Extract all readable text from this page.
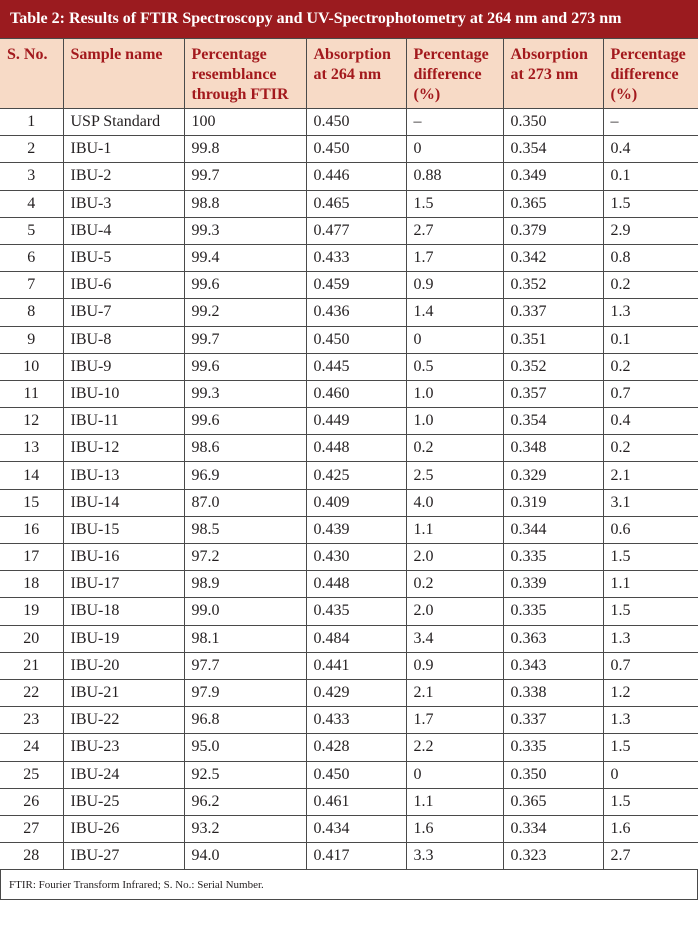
Table 2: Results of FTIR Spectroscopy and UV-Spectrophotometry at 264 nm and 273 nm
S. No.	Sample name	Percentage resemblance through FTIR	Absorption at 264 nm	Percentage difference (%)	Absorption at 273 nm	Percentage difference (%)
1	USP Standard	100	0.450	–	0.350	–
2	IBU-1	99.8	0.450	0	0.354	0.4
3	IBU-2	99.7	0.446	0.88	0.349	0.1
4	IBU-3	98.8	0.465	1.5	0.365	1.5
5	IBU-4	99.3	0.477	2.7	0.379	2.9
6	IBU-5	99.4	0.433	1.7	0.342	0.8
7	IBU-6	99.6	0.459	0.9	0.352	0.2
8	IBU-7	99.2	0.436	1.4	0.337	1.3
9	IBU-8	99.7	0.450	0	0.351	0.1
10	IBU-9	99.6	0.445	0.5	0.352	0.2
11	IBU-10	99.3	0.460	1.0	0.357	0.7
12	IBU-11	99.6	0.449	1.0	0.354	0.4
13	IBU-12	98.6	0.448	0.2	0.348	0.2
14	IBU-13	96.9	0.425	2.5	0.329	2.1
15	IBU-14	87.0	0.409	4.0	0.319	3.1
16	IBU-15	98.5	0.439	1.1	0.344	0.6
17	IBU-16	97.2	0.430	2.0	0.335	1.5
18	IBU-17	98.9	0.448	0.2	0.339	1.1
19	IBU-18	99.0	0.435	2.0	0.335	1.5
20	IBU-19	98.1	0.484	3.4	0.363	1.3
21	IBU-20	97.7	0.441	0.9	0.343	0.7
22	IBU-21	97.9	0.429	2.1	0.338	1.2
23	IBU-22	96.8	0.433	1.7	0.337	1.3
24	IBU-23	95.0	0.428	2.2	0.335	1.5
25	IBU-24	92.5	0.450	0	0.350	0
26	IBU-25	96.2	0.461	1.1	0.365	1.5
27	IBU-26	93.2	0.434	1.6	0.334	1.6
28	IBU-27	94.0	0.417	3.3	0.323	2.7
FTIR: Fourier Transform Infrared; S. No.: Serial Number.
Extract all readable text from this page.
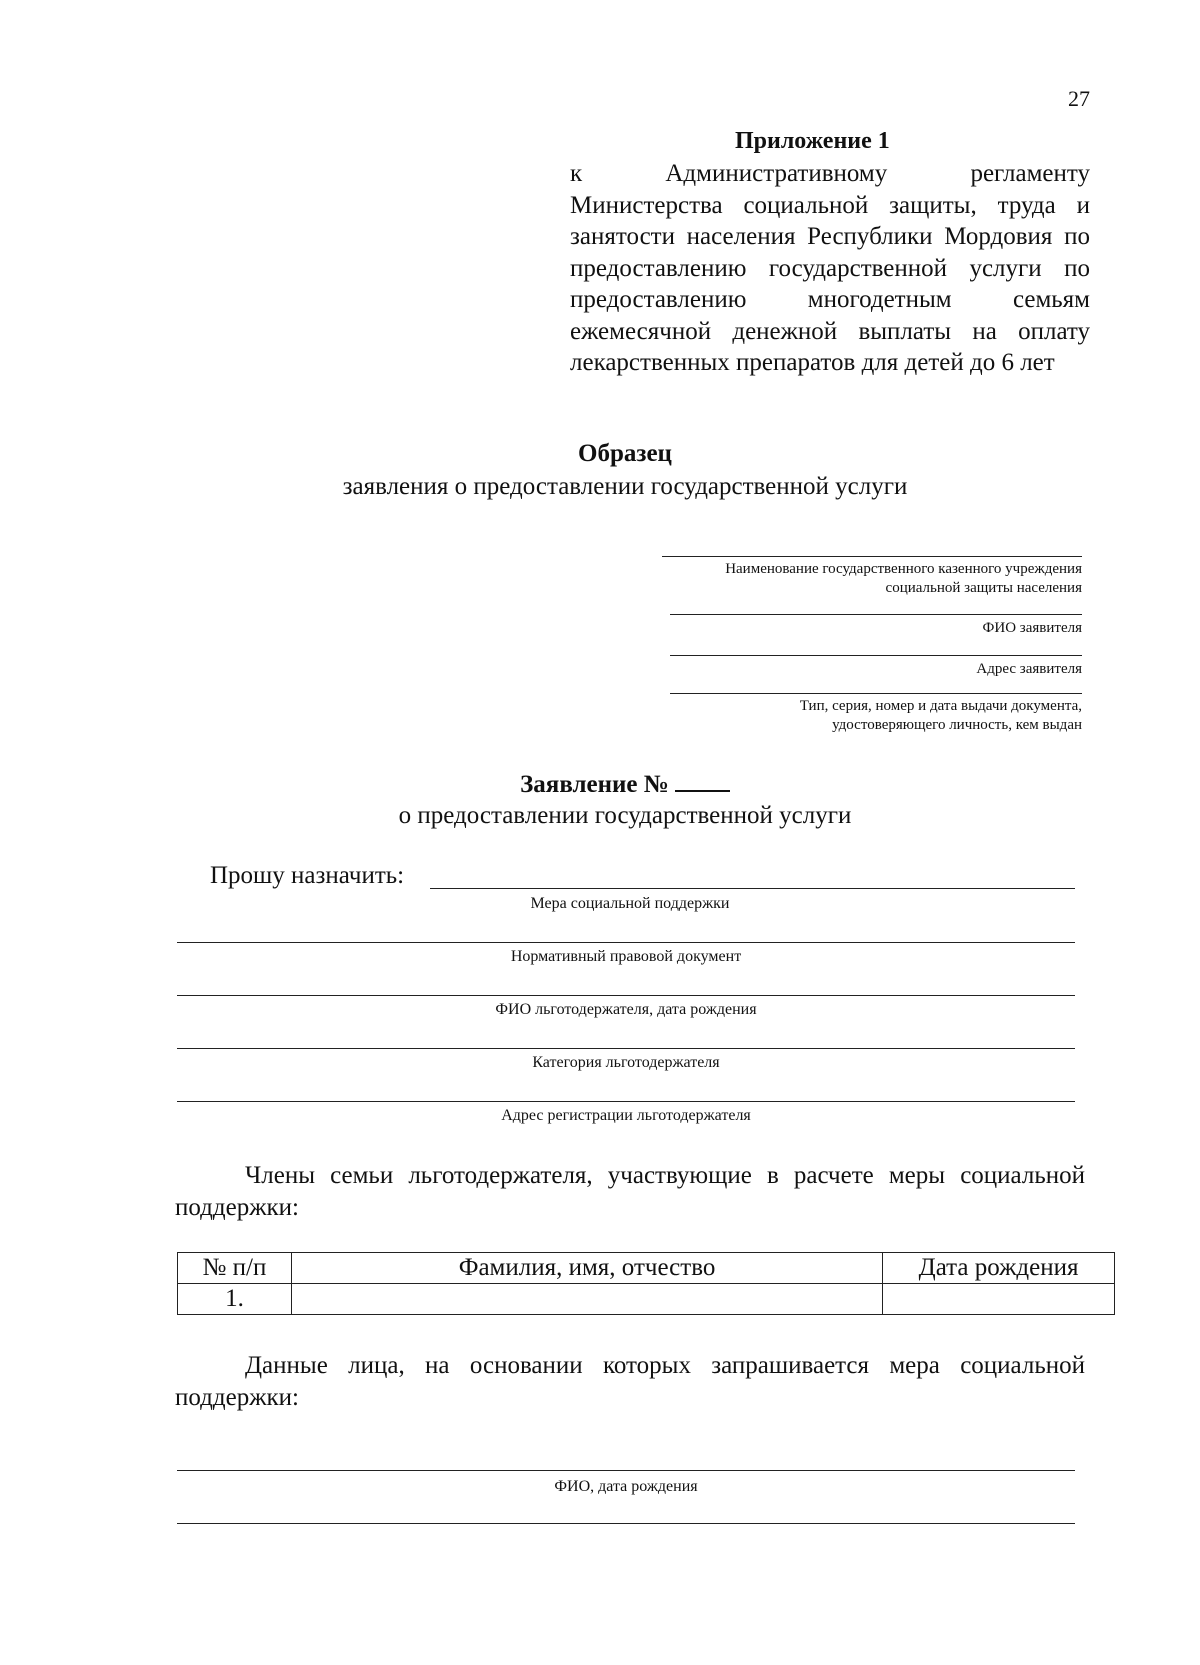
27
Приложение 1
к Административному регламенту Министерства социальной защиты, труда и занятости населения Республики Мордовия по предоставлению государственной услуги по предоставлению многодетным семьям ежемесячной денежной выплаты на оплату лекарственных препаратов для детей до 6 лет
Образец
заявления о предоставлении государственной услуги
Наименование государственного казенного учреждения
социальной защиты населения
ФИО заявителя
Адрес заявителя
Тип, серия, номер и дата выдачи документа,
удостоверяющего личность, кем выдан
Заявление №
о предоставлении государственной услуги
Прошу назначить:
Мера социальной поддержки
Нормативный правовой документ
ФИО льготодержателя, дата рождения
Категория льготодержателя
Адрес регистрации льготодержателя
Члены семьи льготодержателя, участвующие в расчете меры социальной поддержки:
№ п/п	Фамилия, имя, отчество	Дата рождения
1.		
Данные лица, на основании которых запрашивается мера социальной поддержки:
ФИО, дата рождения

◆ WHAT YOU SHOULD DO
From the entries above, copy every line that holds the word "льготодержателя".

◆ SOLUTION FOR THIS EXERCISE
ФИО льготодержателя, дата рождения
Категория льготодержателя
Адрес регистрации льготодержателя
Члены семьи льготодержателя, участвующие в расчете меры социальной поддержки:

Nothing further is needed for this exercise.